[Data listing]
BEGIN
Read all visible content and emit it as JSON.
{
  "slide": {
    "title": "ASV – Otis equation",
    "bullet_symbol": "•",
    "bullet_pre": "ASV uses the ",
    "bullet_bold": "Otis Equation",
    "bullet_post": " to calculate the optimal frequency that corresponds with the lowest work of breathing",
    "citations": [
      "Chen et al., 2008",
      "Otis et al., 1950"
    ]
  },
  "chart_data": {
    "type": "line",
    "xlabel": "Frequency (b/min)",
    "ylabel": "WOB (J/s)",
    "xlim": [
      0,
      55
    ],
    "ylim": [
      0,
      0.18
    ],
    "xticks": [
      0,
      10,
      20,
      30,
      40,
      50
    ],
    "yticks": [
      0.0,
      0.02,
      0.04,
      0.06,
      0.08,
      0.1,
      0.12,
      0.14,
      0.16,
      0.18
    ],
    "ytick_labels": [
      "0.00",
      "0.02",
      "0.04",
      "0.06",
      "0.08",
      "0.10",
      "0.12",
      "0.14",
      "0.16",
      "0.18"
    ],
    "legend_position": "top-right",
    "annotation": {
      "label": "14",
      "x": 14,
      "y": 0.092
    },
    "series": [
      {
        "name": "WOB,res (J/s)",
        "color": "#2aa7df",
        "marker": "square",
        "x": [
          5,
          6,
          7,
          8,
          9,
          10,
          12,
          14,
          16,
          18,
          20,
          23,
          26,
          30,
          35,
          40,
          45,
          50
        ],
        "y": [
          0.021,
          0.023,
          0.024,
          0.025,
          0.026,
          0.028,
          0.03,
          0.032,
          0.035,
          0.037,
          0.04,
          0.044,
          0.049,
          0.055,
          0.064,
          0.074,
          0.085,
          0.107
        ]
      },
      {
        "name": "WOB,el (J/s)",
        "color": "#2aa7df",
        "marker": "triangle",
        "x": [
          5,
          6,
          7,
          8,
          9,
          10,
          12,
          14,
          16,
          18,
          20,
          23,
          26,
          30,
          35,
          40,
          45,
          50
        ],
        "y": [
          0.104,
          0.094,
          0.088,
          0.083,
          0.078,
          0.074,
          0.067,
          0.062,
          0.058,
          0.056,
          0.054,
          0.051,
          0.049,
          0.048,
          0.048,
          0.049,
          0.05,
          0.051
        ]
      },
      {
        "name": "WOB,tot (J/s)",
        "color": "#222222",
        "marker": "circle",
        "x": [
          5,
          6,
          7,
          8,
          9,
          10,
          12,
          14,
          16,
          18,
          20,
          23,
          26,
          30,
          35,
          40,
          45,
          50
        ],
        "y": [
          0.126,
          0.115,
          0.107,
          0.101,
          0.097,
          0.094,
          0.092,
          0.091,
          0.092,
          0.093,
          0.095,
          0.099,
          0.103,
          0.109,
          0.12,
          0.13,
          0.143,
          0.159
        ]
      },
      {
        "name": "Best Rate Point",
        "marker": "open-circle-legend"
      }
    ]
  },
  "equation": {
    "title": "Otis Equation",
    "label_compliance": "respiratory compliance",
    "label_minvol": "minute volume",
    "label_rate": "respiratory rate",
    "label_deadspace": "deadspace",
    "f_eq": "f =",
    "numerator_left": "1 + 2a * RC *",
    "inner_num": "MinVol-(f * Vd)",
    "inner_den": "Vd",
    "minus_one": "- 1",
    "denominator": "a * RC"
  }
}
END
_TO BE DONE_: Provide an exact reproduction of all the entries shown above.

_REPLY TO THE EXERCISE_:
Read all visible content and emit it as JSON.
{
  "slide": {
    "title": "ASV – Otis equation",
    "bullet_symbol": "•",
    "bullet_pre": "ASV uses the ",
    "bullet_bold": "Otis Equation",
    "bullet_post": " to calculate the optimal frequency that corresponds with the lowest work of breathing",
    "citations": [
      "Chen et al., 2008",
      "Otis et al., 1950"
    ]
  },
  "chart_data": {
    "type": "line",
    "xlabel": "Frequency (b/min)",
    "ylabel": "WOB (J/s)",
    "xlim": [
      0,
      55
    ],
    "ylim": [
      0,
      0.18
    ],
    "xticks": [
      0,
      10,
      20,
      30,
      40,
      50
    ],
    "yticks": [
      0.0,
      0.02,
      0.04,
      0.06,
      0.08,
      0.1,
      0.12,
      0.14,
      0.16,
      0.18
    ],
    "ytick_labels": [
      "0.00",
      "0.02",
      "0.04",
      "0.06",
      "0.08",
      "0.10",
      "0.12",
      "0.14",
      "0.16",
      "0.18"
    ],
    "legend_position": "top-right",
    "annotation": {
      "label": "14",
      "x": 14,
      "y": 0.092
    },
    "series": [
      {
        "name": "WOB,res (J/s)",
        "color": "#2aa7df",
        "marker": "square",
        "x": [
          5,
          6,
          7,
          8,
          9,
          10,
          12,
          14,
          16,
          18,
          20,
          23,
          26,
          30,
          35,
          40,
          45,
          50
        ],
        "y": [
          0.021,
          0.023,
          0.024,
          0.025,
          0.026,
          0.028,
          0.03,
          0.032,
          0.035,
          0.037,
          0.04,
          0.044,
          0.049,
          0.055,
          0.064,
          0.074,
          0.085,
          0.107
        ]
      },
      {
        "name": "WOB,el (J/s)",
        "color": "#2aa7df",
        "marker": "triangle",
        "x": [
          5,
          6,
          7,
          8,
          9,
          10,
          12,
          14,
          16,
          18,
          20,
          23,
          26,
          30,
          35,
          40,
          45,
          50
        ],
        "y": [
          0.104,
          0.094,
          0.088,
          0.083,
          0.078,
          0.074,
          0.067,
          0.062,
          0.058,
          0.056,
          0.054,
          0.051,
          0.049,
          0.048,
          0.048,
          0.049,
          0.05,
          0.051
        ]
      },
      {
        "name": "WOB,tot (J/s)",
        "color": "#222222",
        "marker": "circle",
        "x": [
          5,
          6,
          7,
          8,
          9,
          10,
          12,
          14,
          16,
          18,
          20,
          23,
          26,
          30,
          35,
          40,
          45,
          50
        ],
        "y": [
          0.126,
          0.115,
          0.107,
          0.101,
          0.097,
          0.094,
          0.092,
          0.091,
          0.092,
          0.093,
          0.095,
          0.099,
          0.103,
          0.109,
          0.12,
          0.13,
          0.143,
          0.159
        ]
      },
      {
        "name": "Best Rate Point",
        "marker": "open-circle-legend"
      }
    ]
  },
  "equation": {
    "title": "Otis Equation",
    "label_compliance": "respiratory compliance",
    "label_minvol": "minute volume",
    "label_rate": "respiratory rate",
    "label_deadspace": "deadspace",
    "f_eq": "f =",
    "numerator_left": "1 + 2a * RC *",
    "inner_num": "MinVol-(f * Vd)",
    "inner_den": "Vd",
    "minus_one": "- 1",
    "denominator": "a * RC"
  }
}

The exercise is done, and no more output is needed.